■ **Written instruction**
Print the listing in its entirety and exactly, leaving out images.

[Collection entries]
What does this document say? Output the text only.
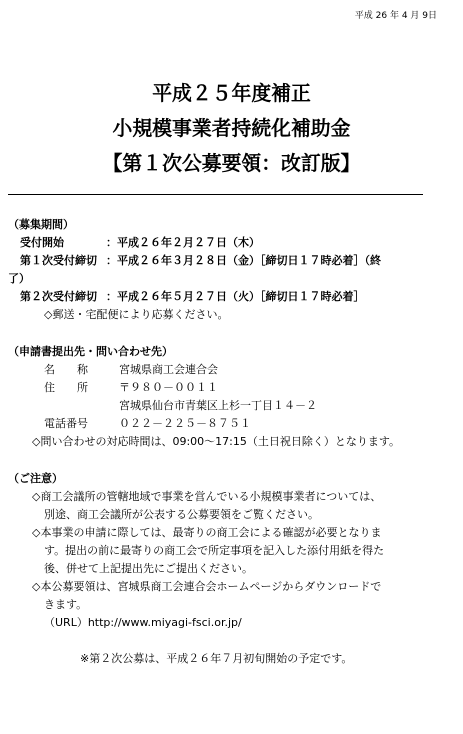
平成 26 年 4 月 9日
平成２５年度補正
小規模事業者持続化補助金
【第１次公募要領：改訂版】
（募集期間）
受付開始	：平成２６年２月２７日（木）
第１次受付締切 ：平成２６年３月２８日（金）［締切日１７時必着］（終
了）
第２次受付締切 ：平成２６年５月２７日（火）［締切日１７時必着］
◇郵送・宅配便により応募ください。
（申請書提出先・問い合わせ先）
名　　称	宮城県商工会連合会
住　　所	〒９８０－００１１
宮城県仙台市青葉区上杉一丁目１４－２
電話番号	０２２－２２５－８７５１
◇問い合わせの対応時間は、09:00～17:15（土日祝日除く）となります。
（ご注意）
◇商工会議所の管轄地域で事業を営んでいる小規模事業者については、
別途、商工会議所が公表する公募要領をご覧ください。
◇本事業の申請に際しては、最寄りの商工会による確認が必要となりま
す。提出の前に最寄りの商工会で所定事項を記入した添付用紙を得た
後、併せて上記提出先にご提出ください。
◇本公募要領は、宮城県商工会連合会ホームページからダウンロードで
きます。
（URL）http://www.miyagi-fsci.or.jp/
※第２次公募は、平成２６年７月初旬開始の予定です。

■ **Solution**
What does this document say? Output the text only.
平成 26 年 4 月 9日
平成２５年度補正
小規模事業者持続化補助金
【第１次公募要領：改訂版】
（募集期間）
受付開始	：平成２６年２月２７日（木）
第１次受付締切 ：平成２６年３月２８日（金）［締切日１７時必着］（終
了）
第２次受付締切 ：平成２６年５月２７日（火）［締切日１７時必着］
◇郵送・宅配便により応募ください。
（申請書提出先・問い合わせ先）
名　　称	宮城県商工会連合会
住　　所	〒９８０－００１１
宮城県仙台市青葉区上杉一丁目１４－２
電話番号	０２２－２２５－８７５１
◇問い合わせの対応時間は、09:00～17:15（土日祝日除く）となります。
（ご注意）
◇商工会議所の管轄地域で事業を営んでいる小規模事業者については、
別途、商工会議所が公表する公募要領をご覧ください。
◇本事業の申請に際しては、最寄りの商工会による確認が必要となりま
す。提出の前に最寄りの商工会で所定事項を記入した添付用紙を得た
後、併せて上記提出先にご提出ください。
◇本公募要領は、宮城県商工会連合会ホームページからダウンロードで
きます。
（URL）http://www.miyagi-fsci.or.jp/
※第２次公募は、平成２６年７月初旬開始の予定です。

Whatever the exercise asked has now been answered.